— Start of Task input —

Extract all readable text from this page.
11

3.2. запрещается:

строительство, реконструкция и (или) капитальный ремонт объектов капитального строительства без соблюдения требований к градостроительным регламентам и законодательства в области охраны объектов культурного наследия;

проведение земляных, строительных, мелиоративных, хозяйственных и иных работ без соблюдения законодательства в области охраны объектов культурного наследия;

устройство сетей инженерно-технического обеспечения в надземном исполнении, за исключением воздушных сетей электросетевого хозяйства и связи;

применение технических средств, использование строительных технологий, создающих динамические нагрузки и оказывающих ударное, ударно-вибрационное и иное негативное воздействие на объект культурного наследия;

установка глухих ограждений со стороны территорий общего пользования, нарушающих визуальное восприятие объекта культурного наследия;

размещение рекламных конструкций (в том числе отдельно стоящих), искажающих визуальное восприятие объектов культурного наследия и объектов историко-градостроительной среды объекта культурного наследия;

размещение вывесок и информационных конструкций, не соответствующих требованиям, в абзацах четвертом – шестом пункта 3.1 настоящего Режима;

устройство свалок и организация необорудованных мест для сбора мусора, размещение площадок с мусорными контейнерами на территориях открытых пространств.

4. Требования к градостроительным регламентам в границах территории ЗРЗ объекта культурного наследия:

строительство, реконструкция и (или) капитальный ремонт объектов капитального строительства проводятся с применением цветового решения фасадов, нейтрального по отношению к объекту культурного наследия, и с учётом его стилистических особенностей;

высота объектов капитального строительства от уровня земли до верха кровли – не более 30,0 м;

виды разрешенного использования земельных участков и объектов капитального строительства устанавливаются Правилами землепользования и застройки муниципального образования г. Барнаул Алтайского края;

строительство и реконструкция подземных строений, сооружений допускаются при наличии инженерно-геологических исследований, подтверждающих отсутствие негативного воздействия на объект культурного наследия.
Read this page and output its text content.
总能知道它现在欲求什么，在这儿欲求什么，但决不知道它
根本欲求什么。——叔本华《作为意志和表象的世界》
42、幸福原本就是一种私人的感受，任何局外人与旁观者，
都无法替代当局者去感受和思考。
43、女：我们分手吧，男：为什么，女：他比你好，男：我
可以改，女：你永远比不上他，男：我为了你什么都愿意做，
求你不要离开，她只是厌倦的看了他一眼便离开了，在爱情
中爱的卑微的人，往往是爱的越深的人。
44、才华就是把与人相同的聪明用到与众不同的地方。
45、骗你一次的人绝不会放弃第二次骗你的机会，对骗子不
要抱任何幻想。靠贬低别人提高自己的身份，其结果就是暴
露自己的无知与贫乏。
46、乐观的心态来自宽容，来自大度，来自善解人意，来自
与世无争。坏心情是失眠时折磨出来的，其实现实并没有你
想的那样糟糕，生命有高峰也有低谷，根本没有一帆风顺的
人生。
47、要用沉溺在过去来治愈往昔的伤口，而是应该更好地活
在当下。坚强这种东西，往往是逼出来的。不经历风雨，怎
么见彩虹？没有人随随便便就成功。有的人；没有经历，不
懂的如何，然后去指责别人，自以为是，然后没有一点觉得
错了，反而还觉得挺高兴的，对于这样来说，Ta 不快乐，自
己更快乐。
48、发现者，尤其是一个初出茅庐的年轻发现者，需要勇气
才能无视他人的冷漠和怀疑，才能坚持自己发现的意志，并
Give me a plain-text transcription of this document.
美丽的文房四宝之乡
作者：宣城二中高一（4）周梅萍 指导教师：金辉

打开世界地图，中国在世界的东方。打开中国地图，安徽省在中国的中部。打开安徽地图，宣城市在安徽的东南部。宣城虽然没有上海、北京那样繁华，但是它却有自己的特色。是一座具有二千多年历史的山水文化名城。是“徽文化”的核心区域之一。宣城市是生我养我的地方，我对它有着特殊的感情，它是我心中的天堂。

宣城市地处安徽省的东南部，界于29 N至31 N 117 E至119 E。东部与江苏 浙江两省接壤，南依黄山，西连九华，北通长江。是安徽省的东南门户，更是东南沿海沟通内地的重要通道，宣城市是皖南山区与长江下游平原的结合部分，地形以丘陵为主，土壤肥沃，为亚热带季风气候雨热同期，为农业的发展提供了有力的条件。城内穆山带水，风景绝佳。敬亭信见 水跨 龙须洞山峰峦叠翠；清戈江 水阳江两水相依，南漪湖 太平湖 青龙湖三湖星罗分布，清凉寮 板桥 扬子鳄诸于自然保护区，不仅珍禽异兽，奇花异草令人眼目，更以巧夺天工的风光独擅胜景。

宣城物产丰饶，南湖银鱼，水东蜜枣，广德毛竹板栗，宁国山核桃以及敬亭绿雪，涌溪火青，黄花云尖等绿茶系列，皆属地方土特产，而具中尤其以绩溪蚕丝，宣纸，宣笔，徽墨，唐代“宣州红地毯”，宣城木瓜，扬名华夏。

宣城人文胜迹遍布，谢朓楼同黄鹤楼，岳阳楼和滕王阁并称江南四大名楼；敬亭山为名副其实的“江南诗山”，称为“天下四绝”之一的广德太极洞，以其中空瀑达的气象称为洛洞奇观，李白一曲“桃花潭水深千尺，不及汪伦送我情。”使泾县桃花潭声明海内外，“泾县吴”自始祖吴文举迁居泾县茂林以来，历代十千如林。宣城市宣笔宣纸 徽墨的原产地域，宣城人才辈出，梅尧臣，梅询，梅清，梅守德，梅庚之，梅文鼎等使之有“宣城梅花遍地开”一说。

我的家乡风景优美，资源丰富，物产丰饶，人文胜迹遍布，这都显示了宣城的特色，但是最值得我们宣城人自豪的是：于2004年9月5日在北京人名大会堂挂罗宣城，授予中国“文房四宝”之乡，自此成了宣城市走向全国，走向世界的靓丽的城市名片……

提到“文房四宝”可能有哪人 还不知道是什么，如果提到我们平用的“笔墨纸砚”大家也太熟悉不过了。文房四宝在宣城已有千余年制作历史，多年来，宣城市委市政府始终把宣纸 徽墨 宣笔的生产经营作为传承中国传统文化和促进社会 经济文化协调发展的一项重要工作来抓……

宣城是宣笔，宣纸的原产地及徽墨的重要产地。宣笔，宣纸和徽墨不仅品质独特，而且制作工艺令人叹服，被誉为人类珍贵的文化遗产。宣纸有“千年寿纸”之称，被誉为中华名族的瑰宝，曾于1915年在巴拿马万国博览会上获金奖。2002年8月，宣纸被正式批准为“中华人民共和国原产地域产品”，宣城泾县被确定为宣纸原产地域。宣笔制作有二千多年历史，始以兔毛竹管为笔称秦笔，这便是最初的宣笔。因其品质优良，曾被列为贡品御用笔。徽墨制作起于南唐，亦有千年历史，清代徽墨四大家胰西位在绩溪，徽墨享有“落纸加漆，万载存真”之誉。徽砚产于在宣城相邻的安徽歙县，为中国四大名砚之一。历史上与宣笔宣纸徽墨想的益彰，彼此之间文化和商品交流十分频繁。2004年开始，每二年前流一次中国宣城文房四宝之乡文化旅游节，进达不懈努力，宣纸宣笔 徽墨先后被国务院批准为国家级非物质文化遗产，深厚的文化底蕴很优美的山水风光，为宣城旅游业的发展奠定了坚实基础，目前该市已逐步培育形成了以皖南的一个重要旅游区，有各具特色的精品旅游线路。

— End of Task input —

### Given exercise
Nothing may be left out: return each entry exactly as it reads.

### Written solution
Extract all readable text from this page.
11

3.2. запрещается:

строительство, реконструкция и (или) капитальный ремонт объектов капитального строительства без соблюдения требований к градостроительным регламентам и законодательства в области охраны объектов культурного наследия;

проведение земляных, строительных, мелиоративных, хозяйственных и иных работ без соблюдения законодательства в области охраны объектов культурного наследия;

устройство сетей инженерно-технического обеспечения в надземном исполнении, за исключением воздушных сетей электросетевого хозяйства и связи;

применение технических средств, использование строительных технологий, создающих динамические нагрузки и оказывающих ударное, ударно-вибрационное и иное негативное воздействие на объект культурного наследия;

установка глухих ограждений со стороны территорий общего пользования, нарушающих визуальное восприятие объекта культурного наследия;

размещение рекламных конструкций (в том числе отдельно стоящих), искажающих визуальное восприятие объектов культурного наследия и объектов историко-градостроительной среды объекта культурного наследия;

размещение вывесок и информационных конструкций, не соответствующих требованиям, в абзацах четвертом – шестом пункта 3.1 настоящего Режима;

устройство свалок и организация необорудованных мест для сбора мусора, размещение площадок с мусорными контейнерами на территориях открытых пространств.

4. Требования к градостроительным регламентам в границах территории ЗРЗ объекта культурного наследия:

строительство, реконструкция и (или) капитальный ремонт объектов капитального строительства проводятся с применением цветового решения фасадов, нейтрального по отношению к объекту культурного наследия, и с учётом его стилистических особенностей;

высота объектов капитального строительства от уровня земли до верха кровли – не более 30,0 м;

виды разрешенного использования земельных участков и объектов капитального строительства устанавливаются Правилами землепользования и застройки муниципального образования г. Барнаул Алтайского края;

строительство и реконструкция подземных строений, сооружений допускаются при наличии инженерно-геологических исследований, подтверждающих отсутствие негативного воздействия на объект культурного наследия.
Read this page and output its text content.
总能知道它现在欲求什么，在这儿欲求什么，但决不知道它
根本欲求什么。——叔本华《作为意志和表象的世界》
42、幸福原本就是一种私人的感受，任何局外人与旁观者，
都无法替代当局者去感受和思考。
43、女：我们分手吧，男：为什么，女：他比你好，男：我
可以改，女：你永远比不上他，男：我为了你什么都愿意做，
求你不要离开，她只是厌倦的看了他一眼便离开了，在爱情
中爱的卑微的人，往往是爱的越深的人。
44、才华就是把与人相同的聪明用到与众不同的地方。
45、骗你一次的人绝不会放弃第二次骗你的机会，对骗子不
要抱任何幻想。靠贬低别人提高自己的身份，其结果就是暴
露自己的无知与贫乏。
46、乐观的心态来自宽容，来自大度，来自善解人意，来自
与世无争。坏心情是失眠时折磨出来的，其实现实并没有你
想的那样糟糕，生命有高峰也有低谷，根本没有一帆风顺的
人生。
47、要用沉溺在过去来治愈往昔的伤口，而是应该更好地活
在当下。坚强这种东西，往往是逼出来的。不经历风雨，怎
么见彩虹？没有人随随便便就成功。有的人；没有经历，不
懂的如何，然后去指责别人，自以为是，然后没有一点觉得
错了，反而还觉得挺高兴的，对于这样来说，Ta 不快乐，自
己更快乐。
48、发现者，尤其是一个初出茅庐的年轻发现者，需要勇气
才能无视他人的冷漠和怀疑，才能坚持自己发现的意志，并
Give me a plain-text transcription of this document.
美丽的文房四宝之乡
作者：宣城二中高一（4）周梅萍 指导教师：金辉

打开世界地图，中国在世界的东方。打开中国地图，安徽省在中国的中部。打开安徽地图，宣城市在安徽的东南部。宣城虽然没有上海、北京那样繁华，但是它却有自己的特色。是一座具有二千多年历史的山水文化名城。是“徽文化”的核心区域之一。宣城市是生我养我的地方，我对它有着特殊的感情，它是我心中的天堂。

宣城市地处安徽省的东南部，界于29 N至31 N 117 E至119 E。东部与江苏 浙江两省接壤，南依黄山，西连九华，北通长江。是安徽省的东南门户，更是东南沿海沟通内地的重要通道，宣城市是皖南山区与长江下游平原的结合部分，地形以丘陵为主，土壤肥沃，为亚热带季风气候雨热同期，为农业的发展提供了有力的条件。城内穆山带水，风景绝佳。敬亭信见 水跨 龙须洞山峰峦叠翠；清戈江 水阳江两水相依，南漪湖 太平湖 青龙湖三湖星罗分布，清凉寮 板桥 扬子鳄诸于自然保护区，不仅珍禽异兽，奇花异草令人眼目，更以巧夺天工的风光独擅胜景。

宣城物产丰饶，南湖银鱼，水东蜜枣，广德毛竹板栗，宁国山核桃以及敬亭绿雪，涌溪火青，黄花云尖等绿茶系列，皆属地方土特产，而具中尤其以绩溪蚕丝，宣纸，宣笔，徽墨，唐代“宣州红地毯”，宣城木瓜，扬名华夏。

宣城人文胜迹遍布，谢朓楼同黄鹤楼，岳阳楼和滕王阁并称江南四大名楼；敬亭山为名副其实的“江南诗山”，称为“天下四绝”之一的广德太极洞，以其中空瀑达的气象称为洛洞奇观，李白一曲“桃花潭水深千尺，不及汪伦送我情。”使泾县桃花潭声明海内外，“泾县吴”自始祖吴文举迁居泾县茂林以来，历代十千如林。宣城市宣笔宣纸 徽墨的原产地域，宣城人才辈出，梅尧臣，梅询，梅清，梅守德，梅庚之，梅文鼎等使之有“宣城梅花遍地开”一说。

我的家乡风景优美，资源丰富，物产丰饶，人文胜迹遍布，这都显示了宣城的特色，但是最值得我们宣城人自豪的是：于2004年9月5日在北京人名大会堂挂罗宣城，授予中国“文房四宝”之乡，自此成了宣城市走向全国，走向世界的靓丽的城市名片……

提到“文房四宝”可能有哪人 还不知道是什么，如果提到我们平用的“笔墨纸砚”大家也太熟悉不过了。文房四宝在宣城已有千余年制作历史，多年来，宣城市委市政府始终把宣纸 徽墨 宣笔的生产经营作为传承中国传统文化和促进社会 经济文化协调发展的一项重要工作来抓……

宣城是宣笔，宣纸的原产地及徽墨的重要产地。宣笔，宣纸和徽墨不仅品质独特，而且制作工艺令人叹服，被誉为人类珍贵的文化遗产。宣纸有“千年寿纸”之称，被誉为中华名族的瑰宝，曾于1915年在巴拿马万国博览会上获金奖。2002年8月，宣纸被正式批准为“中华人民共和国原产地域产品”，宣城泾县被确定为宣纸原产地域。宣笔制作有二千多年历史，始以兔毛竹管为笔称秦笔，这便是最初的宣笔。因其品质优良，曾被列为贡品御用笔。徽墨制作起于南唐，亦有千年历史，清代徽墨四大家胰西位在绩溪，徽墨享有“落纸加漆，万载存真”之誉。徽砚产于在宣城相邻的安徽歙县，为中国四大名砚之一。历史上与宣笔宣纸徽墨想的益彰，彼此之间文化和商品交流十分频繁。2004年开始，每二年前流一次中国宣城文房四宝之乡文化旅游节，进达不懈努力，宣纸宣笔 徽墨先后被国务院批准为国家级非物质文化遗产，深厚的文化底蕴很优美的山水风光，为宣城旅游业的发展奠定了坚实基础，目前该市已逐步培育形成了以皖南的一个重要旅游区，有各具特色的精品旅游线路。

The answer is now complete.